YOUR GOAL: Gather every line that includes the word "Punkten", please.

DATA ENTRIES:
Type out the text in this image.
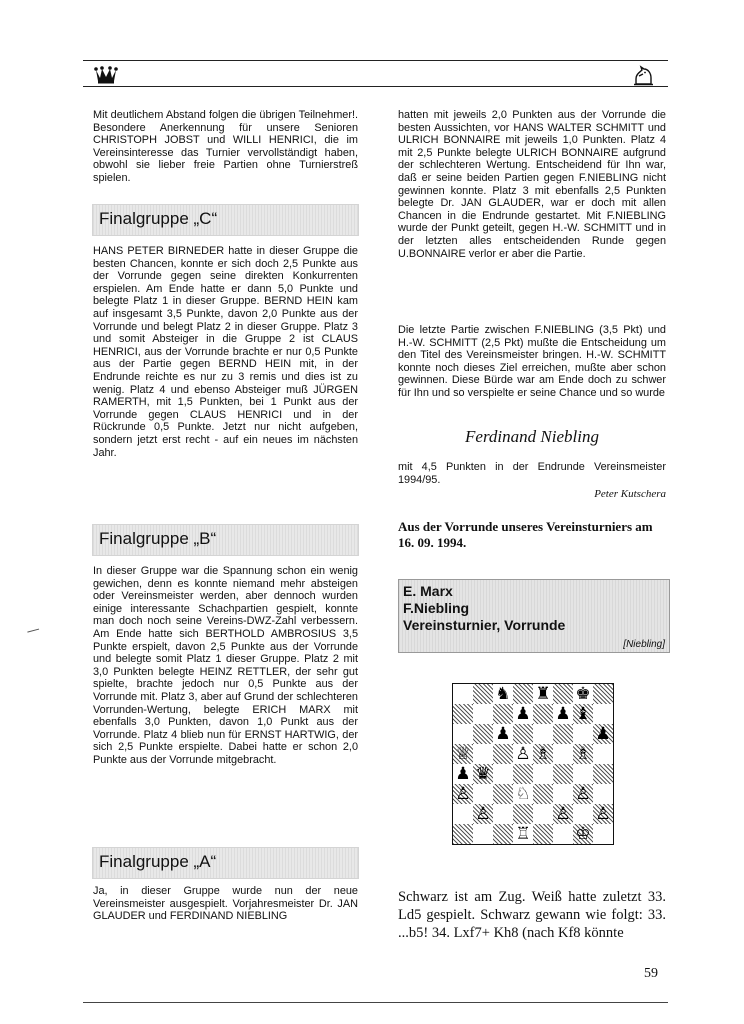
Mit deutlichem Abstand folgen die übrigen Teilnehmer!. Besondere Anerkennung für unsere Senioren CHRISTOPH JOBST und WILLI HENRICI, die im Vereinsinteresse das Turnier vervollständigt haben, obwohl sie lieber freie Partien ohne Turnierstreß spielen.

Finalgruppe „C“

HANS PETER BIRNEDER hatte in dieser Gruppe die besten Chancen, konnte er sich doch 2,5 Punkte aus der Vorrunde gegen seine direkten Konkurrenten erspielen. Am Ende hatte er dann 5,0 Punkte und belegte Platz 1 in dieser Gruppe. BERND HEIN kam auf insgesamt 3,5 Punkte, davon 2,0 Punkte aus der Vorrunde und belegt Platz 2 in dieser Gruppe. Platz 3 und somit Absteiger in die Gruppe 2 ist CLAUS HENRICI, aus der Vorrunde brachte er nur 0,5 Punkte aus der Partie gegen BERND HEIN mit, in der Endrunde reichte es nur zu 3 remis und dies ist zu wenig. Platz 4 und ebenso Absteiger muß JÜRGEN RAMERTH, mit 1,5 Punkten, bei 1 Punkt aus der Vorrunde gegen CLAUS HENRICI und in der Rückrunde 0,5 Punkte. Jetzt nur nicht aufgeben, sondern jetzt erst recht - auf ein neues im nächsten Jahr.

Finalgruppe „B“

In dieser Gruppe war die Spannung schon ein wenig gewichen, denn es konnte niemand mehr absteigen oder Vereinsmeister werden, aber dennoch wurden einige interessante Schachpartien gespielt, konnte man doch noch seine Vereins-DWZ-Zahl verbessern. Am Ende hatte sich BERTHOLD AMBROSIUS 3,5 Punkte erspielt, davon 2,5 Punkte aus der Vorrunde und belegte somit Platz 1 dieser Gruppe. Platz 2 mit 3,0 Punkten belegte HEINZ RETTLER, der sehr gut spielte, brachte jedoch nur 0,5 Punkte aus der Vorrunde mit. Platz 3, aber auf Grund der schlechteren Vorrunden-Wertung, belegte ERICH MARX mit ebenfalls 3,0 Punkten, davon 1,0 Punkt aus der Vorrunde. Platz 4 blieb nun für ERNST HARTWIG, der sich 2,5 Punkte erspielte. Dabei hatte er schon 2,0 Punkte aus der Vorrunde mitgebracht.

Finalgruppe „A“

Ja, in dieser Gruppe wurde nun der neue Vereinsmeister ausgespielt. Vorjahresmeister Dr. JAN GLAUDER und FERDINAND NIEBLING

hatten mit jeweils 2,0 Punkten aus der Vorrunde die besten Aussichten, vor HANS WALTER SCHMITT und ULRICH BONNAIRE mit jeweils 1,0 Punkten. Platz 4 mit 2,5 Punkte belegte ULRICH BONNAIRE aufgrund der schlechteren Wertung. Entscheidend für Ihn war, daß er seine beiden Partien gegen F.NIEBLING nicht gewinnen konnte. Platz 3 mit ebenfalls 2,5 Punkten belegte Dr. JAN GLAUDER, war er doch mit allen Chancen in die Endrunde gestartet. Mit F.NIEBLING wurde der Punkt geteilt, gegen H.-W. SCHMITT und in der letzten alles entscheidenden Runde gegen U.BONNAIRE verlor er aber die Partie.

Die letzte Partie zwischen F.NIEBLING (3,5 Pkt) und H.-W. SCHMITT (2,5 Pkt) mußte die Entscheidung um den Titel des Vereinsmeister bringen. H.-W. SCHMITT konnte noch dieses Ziel erreichen, mußte aber schon gewinnen. Diese Bürde war am Ende doch zu schwer für Ihn und so verspielte er seine Chance und so wurde

Ferdinand Niebling

mit 4,5 Punkten in der Endrunde Vereinsmeister 1994/95.

Peter Kutschera
Aus der Vorrunde unseres Vereinsturniers am 16. 09. 1994.
E. Marx
F.Niebling
Vereinsturnier, Vorrunde
[Niebling]
♞ ♜ ♚
♟ ♟ ♝
♟	♟
♕	♙ ♗ ♗
♟ ♛
♙	♘	♙
♙	♙ ♙
♖	♔

Schwarz ist am Zug. Weiß hatte zuletzt 33. Ld5 gespielt. Schwarz gewann wie folgt: 33. ...b5! 34. Lxf7+ Kh8 (nach Kf8 könnte

59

RESULT FOR THIS TASK:
HANS PETER BIRNEDER hatte in dieser Gruppe die besten Chancen, konnte er sich doch 2,5 Punkte aus der Vorrunde gegen seine direkten Konkurrenten erspielen. Am Ende hatte er dann 5,0 Punkte und belegte Platz 1 in dieser Gruppe. BERND HEIN kam auf insgesamt 3,5 Punkte, davon 2,0 Punkte aus der Vorrunde und belegt Platz 2 in dieser Gruppe. Platz 3 und somit Absteiger in die Gruppe 2 ist CLAUS HENRICI, aus der Vorrunde brachte er nur 0,5 Punkte aus der Partie gegen BERND HEIN mit, in der Endrunde reichte es nur zu 3 remis und dies ist zu wenig. Platz 4 und ebenso Absteiger muß JÜRGEN RAMERTH, mit 1,5 Punkten, bei 1 Punkt aus der Vorrunde gegen CLAUS HENRICI und in der Rückrunde 0,5 Punkte. Jetzt nur nicht aufgeben, sondern jetzt erst recht - auf ein neues im nächsten Jahr.
In dieser Gruppe war die Spannung schon ein wenig gewichen, denn es konnte niemand mehr absteigen oder Vereinsmeister werden, aber dennoch wurden einige interessante Schachpartien gespielt, konnte man doch noch seine Vereins-DWZ-Zahl verbessern. Am Ende hatte sich BERTHOLD AMBROSIUS 3,5 Punkte erspielt, davon 2,5 Punkte aus der Vorrunde und belegte somit Platz 1 dieser Gruppe. Platz 2 mit 3,0 Punkten belegte HEINZ RETTLER, der sehr gut spielte, brachte jedoch nur 0,5 Punkte aus der Vorrunde mit. Platz 3, aber auf Grund der schlechteren Vorrunden-Wertung, belegte ERICH MARX mit ebenfalls 3,0 Punkten, davon 1,0 Punkt aus der Vorrunde. Platz 4 blieb nun für ERNST HARTWIG, der sich 2,5 Punkte erspielte. Dabei hatte er schon 2,0 Punkte aus der Vorrunde mitgebracht.
hatten mit jeweils 2,0 Punkten aus der Vorrunde die besten Aussichten, vor HANS WALTER SCHMITT und ULRICH BONNAIRE mit jeweils 1,0 Punkten. Platz 4 mit 2,5 Punkte belegte ULRICH BONNAIRE aufgrund der schlechteren Wertung. Entscheidend für Ihn war, daß er seine beiden Partien gegen F.NIEBLING nicht gewinnen konnte. Platz 3 mit ebenfalls 2,5 Punkten belegte Dr. JAN GLAUDER, war er doch mit allen Chancen in die Endrunde gestartet. Mit F.NIEBLING wurde der Punkt geteilt, gegen H.-W. SCHMITT und in der letzten alles entscheidenden Runde gegen U.BONNAIRE verlor er aber die Partie.
mit 4,5 Punkten in der Endrunde Vereinsmeister 1994/95.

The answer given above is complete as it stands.